** start of DATASET CONTENT **

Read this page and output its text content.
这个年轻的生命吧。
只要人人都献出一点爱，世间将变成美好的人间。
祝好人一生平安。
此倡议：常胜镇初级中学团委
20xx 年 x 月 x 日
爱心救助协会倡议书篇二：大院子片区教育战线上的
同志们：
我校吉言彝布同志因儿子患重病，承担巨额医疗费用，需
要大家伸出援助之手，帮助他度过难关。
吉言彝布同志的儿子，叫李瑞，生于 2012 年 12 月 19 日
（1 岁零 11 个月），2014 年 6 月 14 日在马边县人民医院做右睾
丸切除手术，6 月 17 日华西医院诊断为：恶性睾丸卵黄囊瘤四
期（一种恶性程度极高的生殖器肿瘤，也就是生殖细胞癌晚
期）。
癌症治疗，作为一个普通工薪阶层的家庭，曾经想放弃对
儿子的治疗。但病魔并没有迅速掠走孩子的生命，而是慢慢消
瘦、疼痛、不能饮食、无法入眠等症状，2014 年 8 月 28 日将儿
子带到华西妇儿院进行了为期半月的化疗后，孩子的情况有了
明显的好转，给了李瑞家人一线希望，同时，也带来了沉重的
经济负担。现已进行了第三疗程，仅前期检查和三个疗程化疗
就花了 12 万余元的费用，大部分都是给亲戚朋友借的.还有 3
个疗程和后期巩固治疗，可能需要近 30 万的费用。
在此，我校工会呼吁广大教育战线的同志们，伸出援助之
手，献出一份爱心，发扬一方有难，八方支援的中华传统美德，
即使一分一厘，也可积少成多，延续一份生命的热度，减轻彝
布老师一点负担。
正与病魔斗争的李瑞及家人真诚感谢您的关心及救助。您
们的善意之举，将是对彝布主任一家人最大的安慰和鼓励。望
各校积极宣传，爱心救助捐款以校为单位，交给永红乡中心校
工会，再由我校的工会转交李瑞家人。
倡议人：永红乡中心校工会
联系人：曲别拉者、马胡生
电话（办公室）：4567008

** end of DATASET CONTENT **

_WORK INSTRUCTIONS_
The records above need to be transcribed in full. Keep every character unchanged.

_RESULT BELOW_
Read this page and output its text content.
这个年轻的生命吧。
只要人人都献出一点爱，世间将变成美好的人间。
祝好人一生平安。
此倡议：常胜镇初级中学团委
20xx 年 x 月 x 日
爱心救助协会倡议书篇二：大院子片区教育战线上的
同志们：
我校吉言彝布同志因儿子患重病，承担巨额医疗费用，需
要大家伸出援助之手，帮助他度过难关。
吉言彝布同志的儿子，叫李瑞，生于 2012 年 12 月 19 日
（1 岁零 11 个月），2014 年 6 月 14 日在马边县人民医院做右睾
丸切除手术，6 月 17 日华西医院诊断为：恶性睾丸卵黄囊瘤四
期（一种恶性程度极高的生殖器肿瘤，也就是生殖细胞癌晚
期）。
癌症治疗，作为一个普通工薪阶层的家庭，曾经想放弃对
儿子的治疗。但病魔并没有迅速掠走孩子的生命，而是慢慢消
瘦、疼痛、不能饮食、无法入眠等症状，2014 年 8 月 28 日将儿
子带到华西妇儿院进行了为期半月的化疗后，孩子的情况有了
明显的好转，给了李瑞家人一线希望，同时，也带来了沉重的
经济负担。现已进行了第三疗程，仅前期检查和三个疗程化疗
就花了 12 万余元的费用，大部分都是给亲戚朋友借的.还有 3
个疗程和后期巩固治疗，可能需要近 30 万的费用。
在此，我校工会呼吁广大教育战线的同志们，伸出援助之
手，献出一份爱心，发扬一方有难，八方支援的中华传统美德，
即使一分一厘，也可积少成多，延续一份生命的热度，减轻彝
布老师一点负担。
正与病魔斗争的李瑞及家人真诚感谢您的关心及救助。您
们的善意之举，将是对彝布主任一家人最大的安慰和鼓励。望
各校积极宣传，爱心救助捐款以校为单位，交给永红乡中心校
工会，再由我校的工会转交李瑞家人。
倡议人：永红乡中心校工会
联系人：曲别拉者、马胡生
电话（办公室）：4567008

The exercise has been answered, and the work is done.